-- Directive --
Check every line below for the word "side" and copy the ones that have it.

-- Records shown --
►

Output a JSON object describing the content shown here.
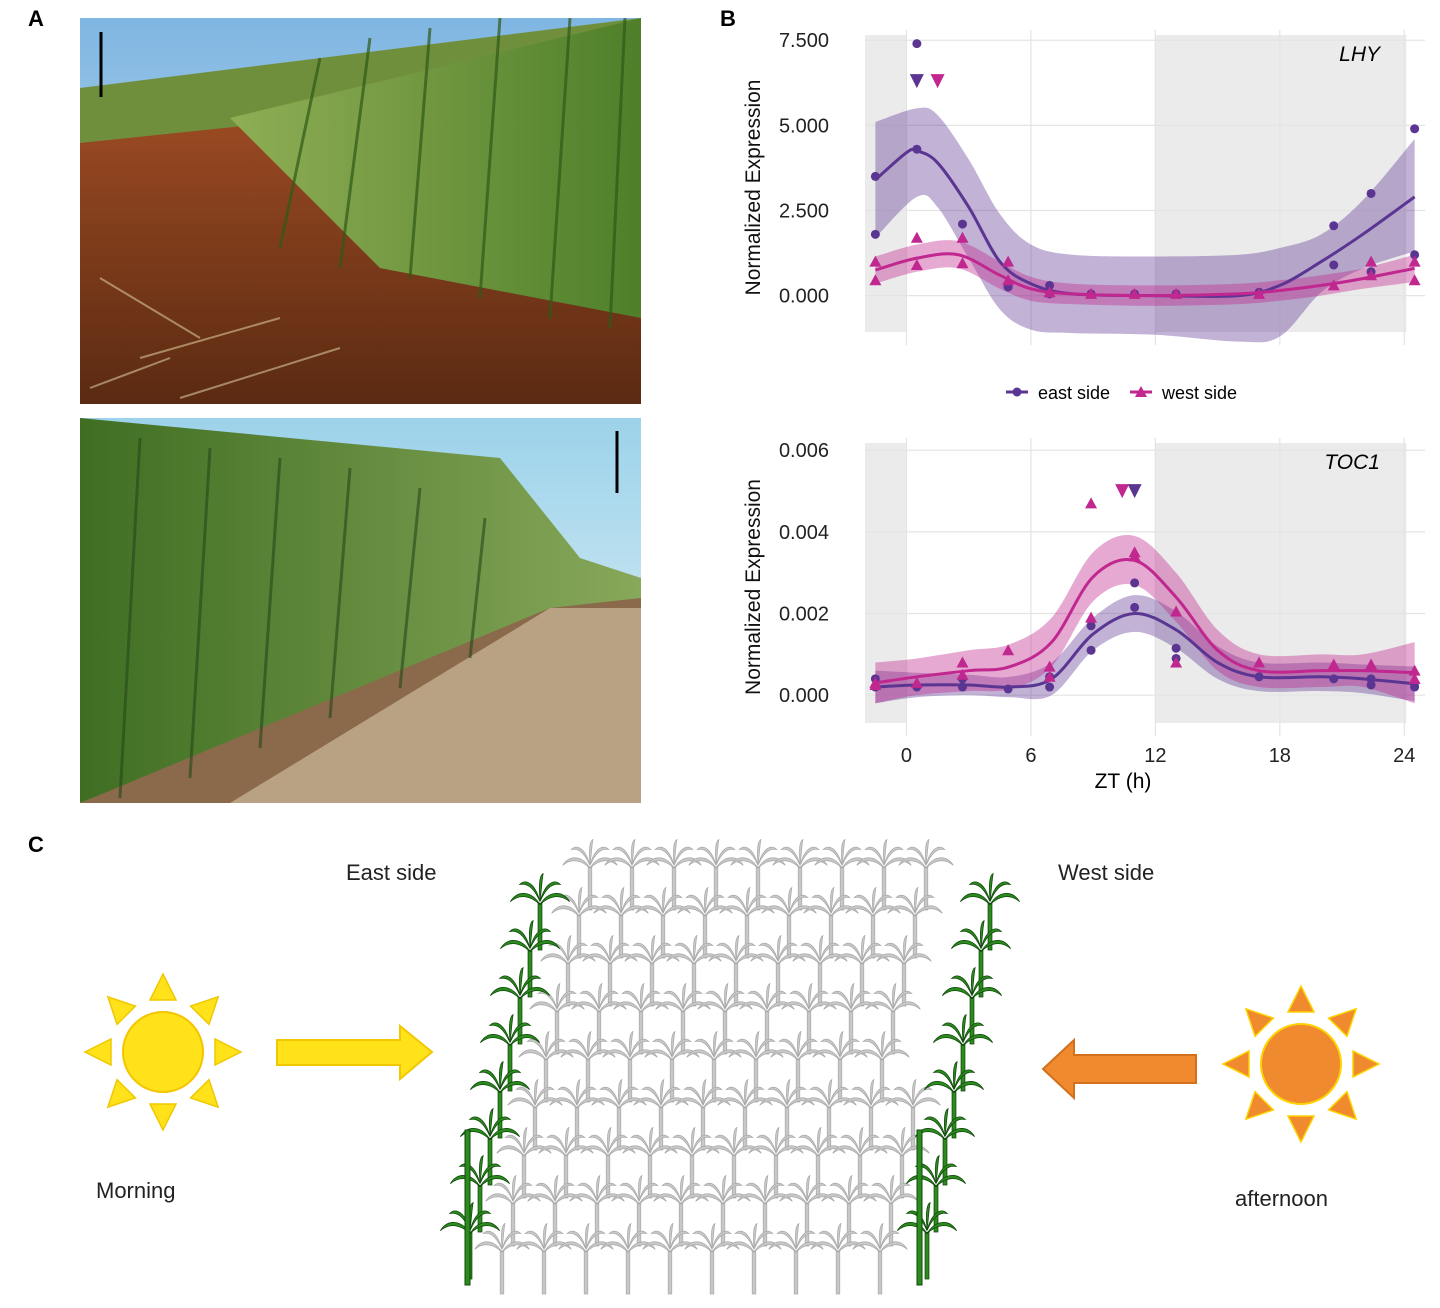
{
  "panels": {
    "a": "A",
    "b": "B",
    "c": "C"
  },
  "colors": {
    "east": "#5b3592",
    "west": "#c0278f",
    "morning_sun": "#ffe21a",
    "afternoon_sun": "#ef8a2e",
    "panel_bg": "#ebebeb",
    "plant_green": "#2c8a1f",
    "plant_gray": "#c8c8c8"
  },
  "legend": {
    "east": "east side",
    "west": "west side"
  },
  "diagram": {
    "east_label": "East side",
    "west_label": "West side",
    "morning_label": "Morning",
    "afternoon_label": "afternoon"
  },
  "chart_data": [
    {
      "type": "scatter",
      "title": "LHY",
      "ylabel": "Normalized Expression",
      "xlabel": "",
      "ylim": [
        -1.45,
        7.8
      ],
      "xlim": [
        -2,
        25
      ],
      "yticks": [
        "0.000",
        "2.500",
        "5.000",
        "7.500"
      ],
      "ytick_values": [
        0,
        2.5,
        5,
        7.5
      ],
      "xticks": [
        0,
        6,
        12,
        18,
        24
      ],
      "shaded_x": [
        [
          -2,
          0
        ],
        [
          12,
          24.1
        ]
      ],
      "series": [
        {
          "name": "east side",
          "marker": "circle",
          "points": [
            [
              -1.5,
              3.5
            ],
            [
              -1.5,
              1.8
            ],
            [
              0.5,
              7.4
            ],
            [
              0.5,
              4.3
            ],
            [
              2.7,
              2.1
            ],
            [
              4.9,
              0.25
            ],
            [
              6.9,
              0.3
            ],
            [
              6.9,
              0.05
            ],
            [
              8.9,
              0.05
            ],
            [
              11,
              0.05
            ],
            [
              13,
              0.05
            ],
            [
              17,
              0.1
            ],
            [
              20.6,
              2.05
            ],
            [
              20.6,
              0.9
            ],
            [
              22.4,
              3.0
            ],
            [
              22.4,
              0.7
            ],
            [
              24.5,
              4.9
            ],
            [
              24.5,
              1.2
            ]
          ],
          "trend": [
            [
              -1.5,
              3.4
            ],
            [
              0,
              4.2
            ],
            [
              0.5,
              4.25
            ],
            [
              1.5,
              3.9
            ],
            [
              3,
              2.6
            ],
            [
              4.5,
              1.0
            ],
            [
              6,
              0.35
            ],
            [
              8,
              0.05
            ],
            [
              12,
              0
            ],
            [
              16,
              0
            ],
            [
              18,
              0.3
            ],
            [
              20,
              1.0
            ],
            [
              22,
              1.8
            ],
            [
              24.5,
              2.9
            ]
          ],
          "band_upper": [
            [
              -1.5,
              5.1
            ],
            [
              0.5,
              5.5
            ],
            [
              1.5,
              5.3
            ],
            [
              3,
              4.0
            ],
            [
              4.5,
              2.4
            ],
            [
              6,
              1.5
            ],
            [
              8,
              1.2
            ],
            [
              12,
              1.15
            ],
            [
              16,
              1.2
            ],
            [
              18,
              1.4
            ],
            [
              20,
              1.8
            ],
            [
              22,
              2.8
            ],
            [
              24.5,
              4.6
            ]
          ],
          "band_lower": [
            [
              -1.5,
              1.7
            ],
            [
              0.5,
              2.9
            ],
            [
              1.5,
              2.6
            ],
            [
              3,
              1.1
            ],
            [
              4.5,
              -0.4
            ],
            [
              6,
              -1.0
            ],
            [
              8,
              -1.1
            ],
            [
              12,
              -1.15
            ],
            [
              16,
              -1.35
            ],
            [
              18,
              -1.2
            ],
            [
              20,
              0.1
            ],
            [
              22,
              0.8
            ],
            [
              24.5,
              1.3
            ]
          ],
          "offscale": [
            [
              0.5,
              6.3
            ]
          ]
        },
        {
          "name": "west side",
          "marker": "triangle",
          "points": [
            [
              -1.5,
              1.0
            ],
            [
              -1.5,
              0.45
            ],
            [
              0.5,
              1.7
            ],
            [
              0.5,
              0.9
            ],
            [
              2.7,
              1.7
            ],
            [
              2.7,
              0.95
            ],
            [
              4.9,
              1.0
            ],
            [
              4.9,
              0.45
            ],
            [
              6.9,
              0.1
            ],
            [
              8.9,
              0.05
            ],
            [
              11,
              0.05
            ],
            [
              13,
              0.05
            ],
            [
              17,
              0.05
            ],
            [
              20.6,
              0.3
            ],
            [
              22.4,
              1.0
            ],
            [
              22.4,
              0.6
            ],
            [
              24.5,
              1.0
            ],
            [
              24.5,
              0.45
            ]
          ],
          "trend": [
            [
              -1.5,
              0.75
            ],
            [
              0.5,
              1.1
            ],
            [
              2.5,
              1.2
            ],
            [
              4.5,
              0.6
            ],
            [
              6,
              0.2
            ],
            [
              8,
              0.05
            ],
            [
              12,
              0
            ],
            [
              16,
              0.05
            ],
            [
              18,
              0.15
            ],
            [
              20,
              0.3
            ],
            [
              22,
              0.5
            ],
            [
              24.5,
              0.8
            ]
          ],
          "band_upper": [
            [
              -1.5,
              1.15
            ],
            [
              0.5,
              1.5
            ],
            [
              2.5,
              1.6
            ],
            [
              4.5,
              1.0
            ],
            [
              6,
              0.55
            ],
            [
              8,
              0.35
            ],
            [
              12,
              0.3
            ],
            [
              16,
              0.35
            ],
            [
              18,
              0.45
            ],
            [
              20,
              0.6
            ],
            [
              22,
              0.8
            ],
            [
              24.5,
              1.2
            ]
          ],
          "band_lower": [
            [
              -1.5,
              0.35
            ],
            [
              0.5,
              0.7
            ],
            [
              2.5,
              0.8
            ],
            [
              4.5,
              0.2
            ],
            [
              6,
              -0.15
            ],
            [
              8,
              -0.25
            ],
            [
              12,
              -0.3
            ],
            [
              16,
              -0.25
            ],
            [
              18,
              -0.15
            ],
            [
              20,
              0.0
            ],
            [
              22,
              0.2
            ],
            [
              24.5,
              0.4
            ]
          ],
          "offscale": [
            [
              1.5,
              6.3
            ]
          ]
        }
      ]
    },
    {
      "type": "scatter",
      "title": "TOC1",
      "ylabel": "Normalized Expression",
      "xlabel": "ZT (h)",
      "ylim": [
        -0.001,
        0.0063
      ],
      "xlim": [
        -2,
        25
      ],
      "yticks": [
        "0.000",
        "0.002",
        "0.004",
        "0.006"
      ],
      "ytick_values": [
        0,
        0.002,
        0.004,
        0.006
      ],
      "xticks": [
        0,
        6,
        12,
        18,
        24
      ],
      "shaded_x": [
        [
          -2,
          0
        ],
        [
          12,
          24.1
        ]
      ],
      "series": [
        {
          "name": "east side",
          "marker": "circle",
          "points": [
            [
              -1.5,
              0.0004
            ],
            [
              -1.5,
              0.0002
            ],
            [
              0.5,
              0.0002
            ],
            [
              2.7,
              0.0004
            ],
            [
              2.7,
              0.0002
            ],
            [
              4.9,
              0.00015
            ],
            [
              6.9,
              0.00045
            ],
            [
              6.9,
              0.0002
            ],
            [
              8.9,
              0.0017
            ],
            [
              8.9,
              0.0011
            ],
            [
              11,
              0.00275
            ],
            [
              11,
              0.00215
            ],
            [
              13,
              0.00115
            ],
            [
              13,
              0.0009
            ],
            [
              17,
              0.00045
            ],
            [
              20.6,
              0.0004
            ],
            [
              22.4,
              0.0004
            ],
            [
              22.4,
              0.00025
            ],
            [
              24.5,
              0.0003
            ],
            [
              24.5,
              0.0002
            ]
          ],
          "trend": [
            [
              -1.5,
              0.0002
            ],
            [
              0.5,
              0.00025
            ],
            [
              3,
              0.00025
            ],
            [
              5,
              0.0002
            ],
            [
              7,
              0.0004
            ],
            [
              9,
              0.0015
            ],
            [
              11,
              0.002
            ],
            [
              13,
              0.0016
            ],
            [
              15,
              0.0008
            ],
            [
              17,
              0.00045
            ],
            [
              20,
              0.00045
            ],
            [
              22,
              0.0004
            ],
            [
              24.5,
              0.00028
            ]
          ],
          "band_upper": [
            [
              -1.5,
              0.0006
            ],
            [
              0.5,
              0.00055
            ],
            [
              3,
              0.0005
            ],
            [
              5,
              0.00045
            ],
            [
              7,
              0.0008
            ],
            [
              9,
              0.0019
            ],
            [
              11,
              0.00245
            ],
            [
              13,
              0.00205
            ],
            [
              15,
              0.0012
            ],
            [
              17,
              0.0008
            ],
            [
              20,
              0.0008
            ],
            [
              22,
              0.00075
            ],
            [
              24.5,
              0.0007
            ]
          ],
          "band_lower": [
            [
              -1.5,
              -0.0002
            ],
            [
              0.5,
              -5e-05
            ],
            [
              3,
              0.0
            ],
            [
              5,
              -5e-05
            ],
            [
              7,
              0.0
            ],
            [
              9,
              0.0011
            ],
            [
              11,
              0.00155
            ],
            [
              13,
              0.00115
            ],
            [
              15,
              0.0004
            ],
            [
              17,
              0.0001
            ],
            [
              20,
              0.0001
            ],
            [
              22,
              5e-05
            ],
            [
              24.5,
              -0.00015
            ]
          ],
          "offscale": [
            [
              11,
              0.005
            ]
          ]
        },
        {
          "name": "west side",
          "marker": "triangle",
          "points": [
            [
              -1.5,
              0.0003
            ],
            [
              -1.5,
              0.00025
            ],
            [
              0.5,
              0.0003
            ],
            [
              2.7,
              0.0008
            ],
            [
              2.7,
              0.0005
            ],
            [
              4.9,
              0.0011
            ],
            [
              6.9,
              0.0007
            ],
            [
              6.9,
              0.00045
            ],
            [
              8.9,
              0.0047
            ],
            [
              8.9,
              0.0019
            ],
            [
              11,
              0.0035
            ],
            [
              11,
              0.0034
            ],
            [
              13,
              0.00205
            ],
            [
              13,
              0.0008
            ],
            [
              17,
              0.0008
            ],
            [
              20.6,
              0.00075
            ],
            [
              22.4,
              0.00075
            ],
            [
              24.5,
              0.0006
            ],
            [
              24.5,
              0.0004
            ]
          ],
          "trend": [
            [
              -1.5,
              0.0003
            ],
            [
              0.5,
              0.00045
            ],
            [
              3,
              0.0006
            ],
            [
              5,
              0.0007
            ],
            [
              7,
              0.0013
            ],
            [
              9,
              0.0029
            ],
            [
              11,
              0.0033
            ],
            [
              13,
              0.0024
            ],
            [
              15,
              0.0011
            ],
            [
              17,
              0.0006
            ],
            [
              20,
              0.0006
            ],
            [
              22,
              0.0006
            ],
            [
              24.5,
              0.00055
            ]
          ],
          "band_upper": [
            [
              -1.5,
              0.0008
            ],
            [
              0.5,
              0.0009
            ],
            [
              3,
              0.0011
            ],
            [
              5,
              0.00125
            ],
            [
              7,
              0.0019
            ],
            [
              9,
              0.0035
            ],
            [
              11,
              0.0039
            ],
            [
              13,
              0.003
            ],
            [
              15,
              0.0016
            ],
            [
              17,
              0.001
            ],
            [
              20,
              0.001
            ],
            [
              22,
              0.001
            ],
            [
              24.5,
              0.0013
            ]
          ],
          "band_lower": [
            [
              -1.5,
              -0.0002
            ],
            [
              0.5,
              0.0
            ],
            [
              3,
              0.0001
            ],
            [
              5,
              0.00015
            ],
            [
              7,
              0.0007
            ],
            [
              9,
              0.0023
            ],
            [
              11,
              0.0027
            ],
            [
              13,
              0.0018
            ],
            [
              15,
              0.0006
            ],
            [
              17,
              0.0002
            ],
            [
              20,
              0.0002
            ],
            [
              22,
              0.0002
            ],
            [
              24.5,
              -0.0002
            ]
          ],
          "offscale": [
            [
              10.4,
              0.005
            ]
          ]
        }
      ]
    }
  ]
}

◄

-- Answer to this problem --
    "east": "east side",
    "west": "west side"
    "east_label": "East side",
    "west_label": "West side",
          "name": "east side",
          "name": "west side",
          "name": "east side",
          "name": "west side",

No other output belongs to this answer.